## begin Entries supplied

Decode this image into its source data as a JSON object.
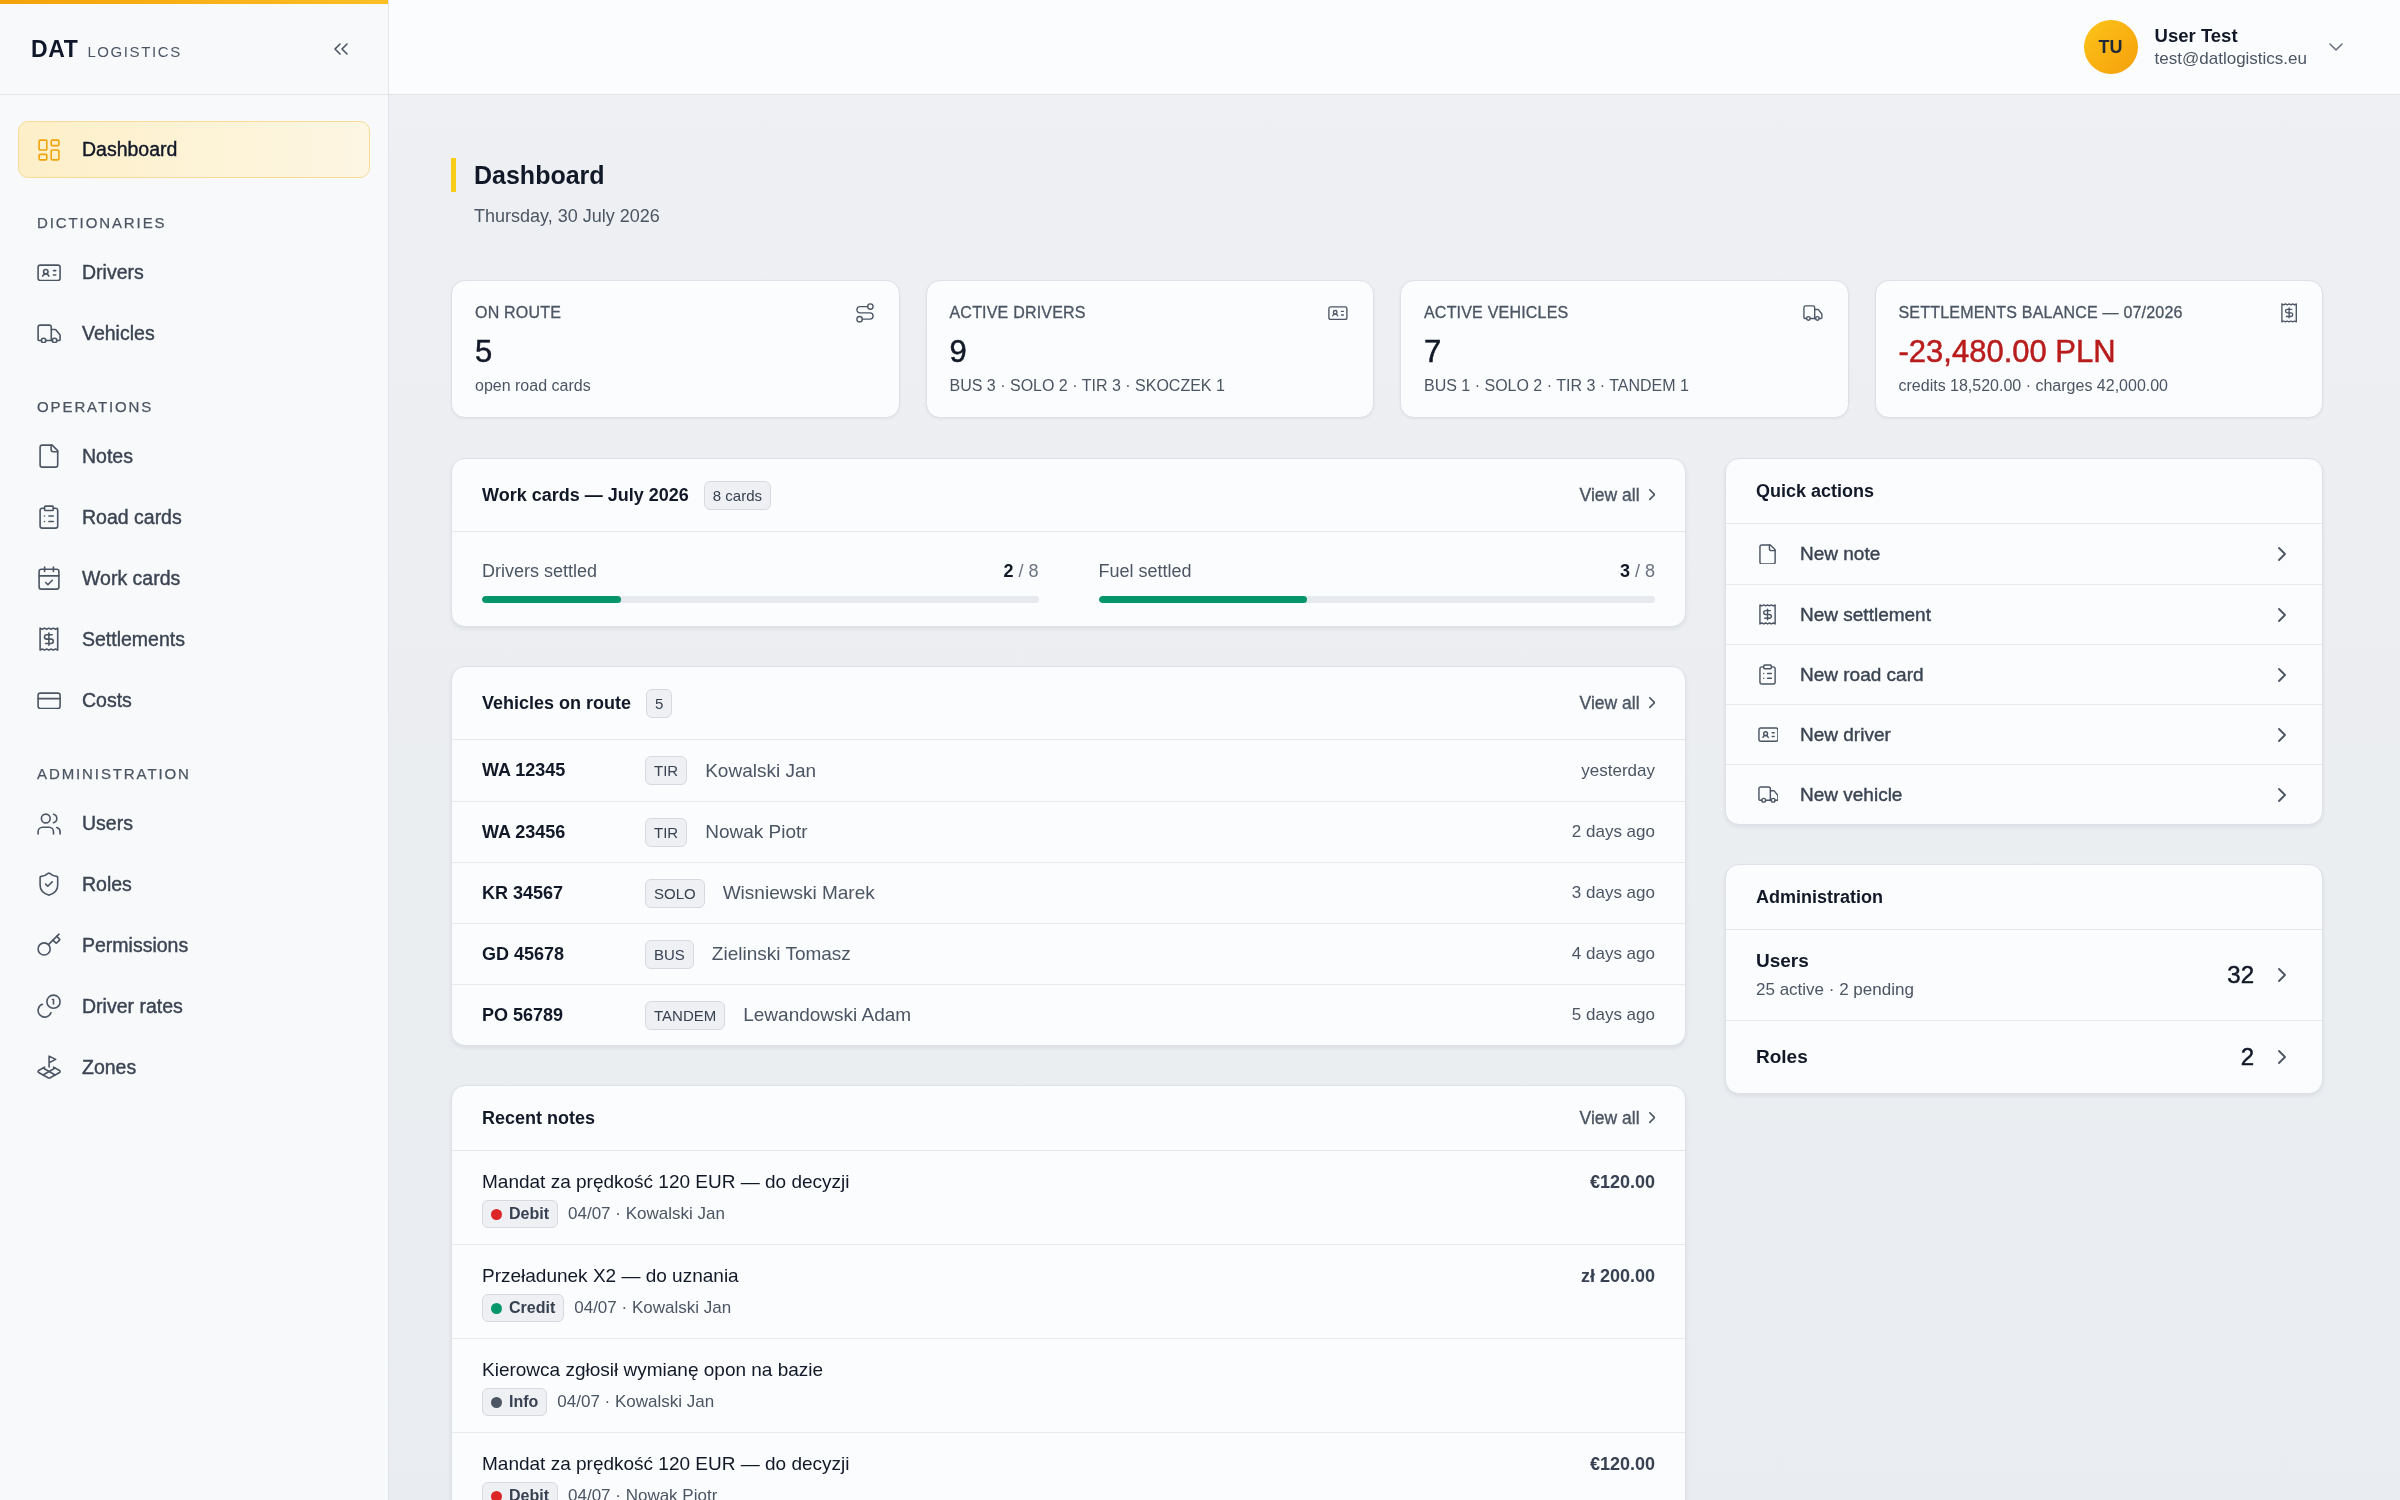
{
  "sidebar": {
    "brand": "DAT",
    "brand_suffix": "LOGISTICS",
    "items": [
      {
        "label": "Dashboard",
        "selected": true
      }
    ],
    "sections": [
      {
        "title": "DICTIONARIES",
        "items": [
          {
            "label": "Drivers",
            "selected": false
          },
          {
            "label": "Vehicles",
            "selected": false
          }
        ]
      },
      {
        "title": "OPERATIONS",
        "items": [
          {
            "label": "Notes",
            "selected": false
          },
          {
            "label": "Road cards",
            "selected": false
          },
          {
            "label": "Work cards",
            "selected": false
          },
          {
            "label": "Settlements",
            "selected": false
          },
          {
            "label": "Costs",
            "selected": false
          }
        ]
      },
      {
        "title": "ADMINISTRATION",
        "items": [
          {
            "label": "Users",
            "selected": false
          },
          {
            "label": "Roles",
            "selected": false
          },
          {
            "label": "Permissions",
            "selected": false
          },
          {
            "label": "Driver rates",
            "selected": false
          },
          {
            "label": "Zones",
            "selected": false
          }
        ]
      }
    ]
  },
  "top_bar": {
    "user": {
      "initials": "TU",
      "name": "User Test",
      "email": "test@datlogistics.eu"
    }
  },
  "page": {
    "title": "Dashboard",
    "date": "Thursday, 30 July 2026"
  },
  "stats": [
    {
      "label": "ON ROUTE",
      "value": "5",
      "detail": "open road cards",
      "negative": false
    },
    {
      "label": "ACTIVE DRIVERS",
      "value": "9",
      "detail": "BUS 3 · SOLO 2 · TIR 3 · SKOCZEK 1",
      "negative": false
    },
    {
      "label": "ACTIVE VEHICLES",
      "value": "7",
      "detail": "BUS 1 · SOLO 2 · TIR 3 · TANDEM 1",
      "negative": false
    },
    {
      "label": "SETTLEMENTS BALANCE — 07/2026",
      "value": "-23,480.00 PLN",
      "detail": "credits 18,520.00 · charges 42,000.00",
      "negative": true
    }
  ],
  "work_cards": {
    "title": "Work cards — July 2026",
    "badge": "8 cards",
    "link": "View all",
    "progress": [
      {
        "label": "Drivers settled",
        "count": "**2** / 8",
        "level": 0.25
      },
      {
        "label": "Fuel settled",
        "count": "**3** / 8",
        "level": 0.375
      }
    ]
  },
  "vehicles_on_route": {
    "title": "Vehicles on route",
    "count": "5",
    "link": "View all",
    "rows": [
      {
        "plate": "WA 12345",
        "type": "TIR",
        "driver": "Kowalski Jan",
        "time": "yesterday"
      },
      {
        "plate": "WA 23456",
        "type": "TIR",
        "driver": "Nowak Piotr",
        "time": "2 days ago"
      },
      {
        "plate": "KR 34567",
        "type": "SOLO",
        "driver": "Wisniewski Marek",
        "time": "3 days ago"
      },
      {
        "plate": "GD 45678",
        "type": "BUS",
        "driver": "Zielinski Tomasz",
        "time": "4 days ago"
      },
      {
        "plate": "PO 56789",
        "type": "TANDEM",
        "driver": "Lewandowski Adam",
        "time": "5 days ago"
      }
    ]
  },
  "recent_notes": {
    "title": "Recent notes",
    "link": "View all",
    "rows": [
      {
        "title": "Mandat za prędkość 120 EUR — do decyzji",
        "tag": "Debit",
        "color": "#dc2626",
        "meta": "04/07 · Kowalski Jan",
        "amount": "€120.00"
      },
      {
        "title": "Przeładunek X2 — do uznania",
        "tag": "Credit",
        "color": "#059669",
        "meta": "04/07 · Kowalski Jan",
        "amount": "zł 200.00"
      },
      {
        "title": "Kierowca zgłosił wymianę opon na bazie",
        "tag": "Info",
        "color": "#4b5563",
        "meta": "04/07 · Kowalski Jan"
      },
      {
        "title": "Mandat za prędkość 120 EUR — do decyzji",
        "tag": "Debit",
        "color": "#dc2626",
        "meta": "04/07 · Nowak Piotr",
        "amount": "€120.00"
      }
    ]
  },
  "quick_actions": {
    "title": "Quick actions",
    "items": [
      {
        "label": "New note"
      },
      {
        "label": "New settlement"
      },
      {
        "label": "New road card"
      },
      {
        "label": "New driver"
      },
      {
        "label": "New vehicle"
      }
    ]
  },
  "administration": {
    "title": "Administration",
    "items": [
      {
        "label": "Users",
        "detail": "25 active · 2 pending",
        "count": "32"
      },
      {
        "label": "Roles",
        "count": "2"
      }
    ]
  }
}
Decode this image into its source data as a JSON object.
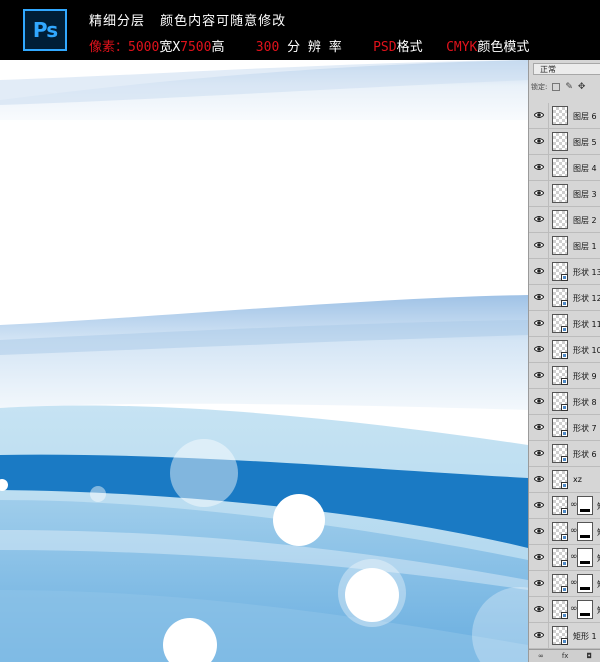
{
  "banner": {
    "logo_text": "Ps",
    "line1": [
      "精细分层",
      "颜色内容可随意修改"
    ],
    "pixels_label": "像素：",
    "pixels_w": "5000",
    "pixels_sep": "宽X",
    "pixels_h": "7500",
    "pixels_unit": "高",
    "resolution_value": "300",
    "resolution_label": " 分 辨 率",
    "format_value": "PSD",
    "format_label": "格式",
    "color_value": "CMYK",
    "color_label": "颜色模式"
  },
  "layers_panel": {
    "blend_mode": "正常",
    "lock_label": "锁定:",
    "layers": [
      {
        "name": "图层 6",
        "type": "pixel"
      },
      {
        "name": "图层 5",
        "type": "pixel"
      },
      {
        "name": "图层 4",
        "type": "pixel"
      },
      {
        "name": "图层 3",
        "type": "pixel"
      },
      {
        "name": "图层 2",
        "type": "pixel"
      },
      {
        "name": "图层 1",
        "type": "pixel"
      },
      {
        "name": "形状 13",
        "type": "shape"
      },
      {
        "name": "形状 12",
        "type": "shape"
      },
      {
        "name": "形状 11",
        "type": "shape"
      },
      {
        "name": "形状 10",
        "type": "shape"
      },
      {
        "name": "形状 9",
        "type": "shape"
      },
      {
        "name": "形状 8",
        "type": "shape"
      },
      {
        "name": "形状 7",
        "type": "shape"
      },
      {
        "name": "形状 6",
        "type": "shape"
      },
      {
        "name": "xz",
        "type": "shape"
      },
      {
        "name": "矩",
        "type": "masked"
      },
      {
        "name": "矩",
        "type": "masked"
      },
      {
        "name": "矩",
        "type": "masked"
      },
      {
        "name": "矩",
        "type": "masked"
      },
      {
        "name": "矩",
        "type": "masked"
      },
      {
        "name": "矩形 1",
        "type": "shape"
      }
    ],
    "footer_icons": [
      "link-icon",
      "fx-icon",
      "mask-icon"
    ],
    "footer_labels": [
      "∞",
      "fx",
      "◘"
    ]
  },
  "colors": {
    "banner_bg": "#000000",
    "accent_red": "#e0121b",
    "ps_blue": "#31a8ff",
    "wave_dark": "#1a7ac4",
    "wave_light": "#bfe0f2"
  }
}
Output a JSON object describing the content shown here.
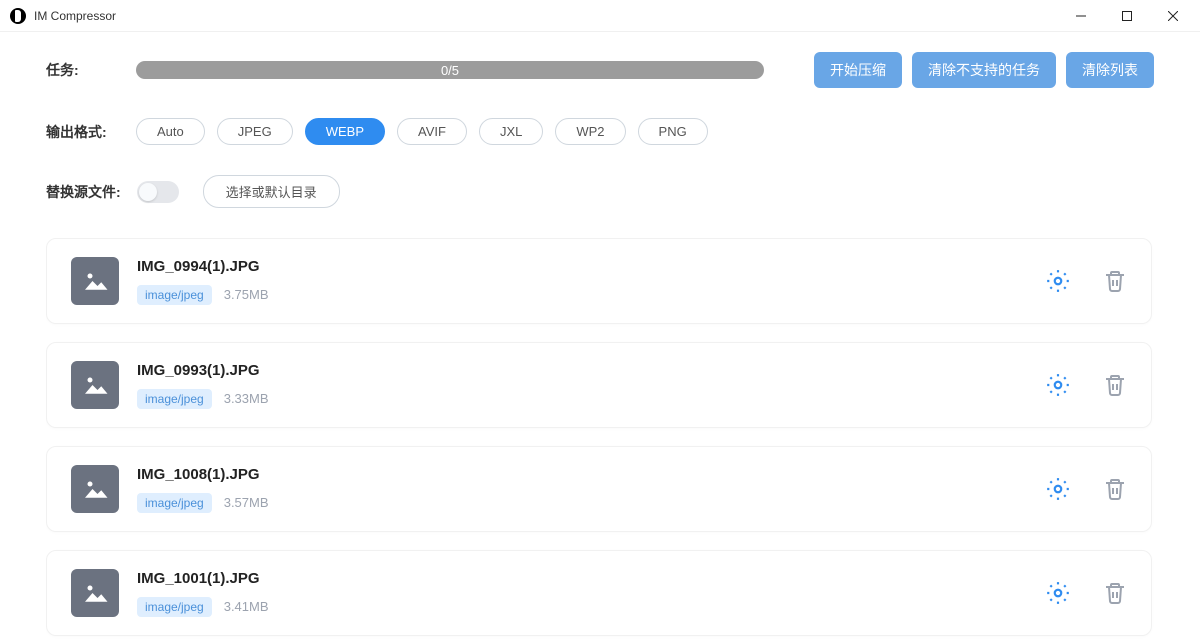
{
  "window": {
    "title": "IM Compressor"
  },
  "tasks": {
    "label": "任务:",
    "progress_text": "0/5"
  },
  "actions": {
    "start": "开始压缩",
    "clear_unsupported": "清除不支持的任务",
    "clear_list": "清除列表"
  },
  "output_format": {
    "label": "输出格式:",
    "options": [
      "Auto",
      "JPEG",
      "WEBP",
      "AVIF",
      "JXL",
      "WP2",
      "PNG"
    ],
    "selected": "WEBP"
  },
  "replace_source": {
    "label": "替换源文件:",
    "enabled": false,
    "choose_dir": "选择或默认目录"
  },
  "files": [
    {
      "name": "IMG_0994(1).JPG",
      "mime": "image/jpeg",
      "size": "3.75MB"
    },
    {
      "name": "IMG_0993(1).JPG",
      "mime": "image/jpeg",
      "size": "3.33MB"
    },
    {
      "name": "IMG_1008(1).JPG",
      "mime": "image/jpeg",
      "size": "3.57MB"
    },
    {
      "name": "IMG_1001(1).JPG",
      "mime": "image/jpeg",
      "size": "3.41MB"
    }
  ]
}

## end Entries supplied

What is being asked: What is the number of lines containing "detail"? Give that number only.

Full output: 5